Data listing:
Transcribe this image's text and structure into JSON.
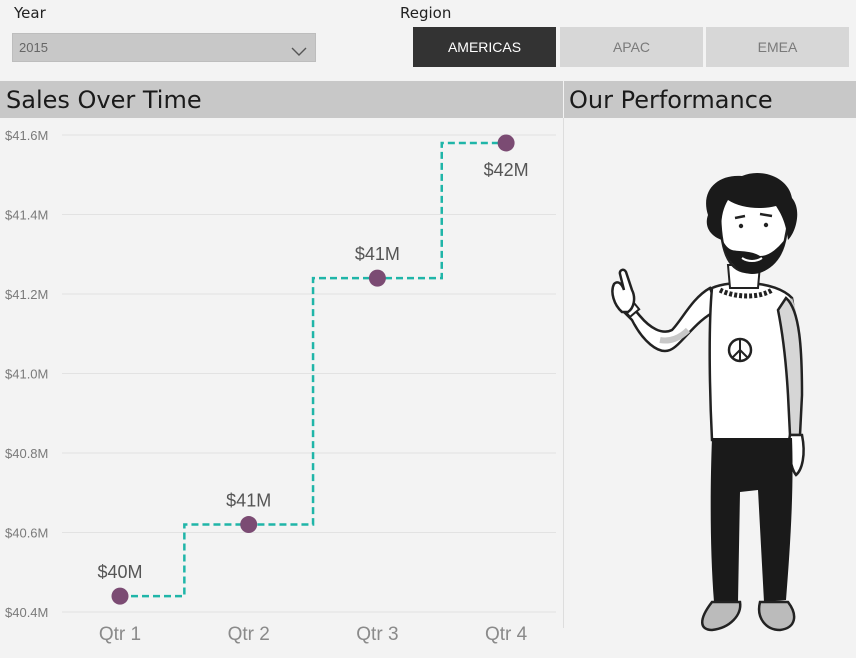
{
  "filters": {
    "year_label": "Year",
    "year_value": "2015",
    "region_label": "Region",
    "regions": [
      "AMERICAS",
      "APAC",
      "EMEA"
    ],
    "active_region": "AMERICAS"
  },
  "sections": {
    "chart_title": "Sales Over Time",
    "performance_title": "Our Performance"
  },
  "colors": {
    "line": "#1fb5a8",
    "marker": "#7b4b73",
    "active_button": "#333333",
    "inactive_button": "#d7d7d7",
    "header_band": "#c8c8c8"
  },
  "illustration": {
    "icon": "pointing-person-illustration"
  },
  "chart_data": {
    "type": "line",
    "title": "Sales Over Time",
    "xlabel": "",
    "ylabel": "",
    "categories": [
      "Qtr 1",
      "Qtr 2",
      "Qtr 3",
      "Qtr 4"
    ],
    "series": [
      {
        "values": [
          40.44,
          40.62,
          41.24,
          41.58
        ],
        "data_labels": [
          "$40M",
          "$41M",
          "$41M",
          "$42M"
        ],
        "line_style": "stepped-dashed"
      }
    ],
    "ylim": [
      40.4,
      41.6
    ],
    "y_ticks": [
      "$40.4M",
      "$40.6M",
      "$40.8M",
      "$41.0M",
      "$41.2M",
      "$41.4M",
      "$41.6M"
    ],
    "y_tick_values": [
      40.4,
      40.6,
      40.8,
      41.0,
      41.2,
      41.4,
      41.6
    ],
    "grid": true,
    "legend": "none"
  }
}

Objective:
Select from the material above each line in which the string "Time" appears, and list those lines.

Written answer:
    "chart_title": "Sales Over Time",
    "title": "Sales Over Time",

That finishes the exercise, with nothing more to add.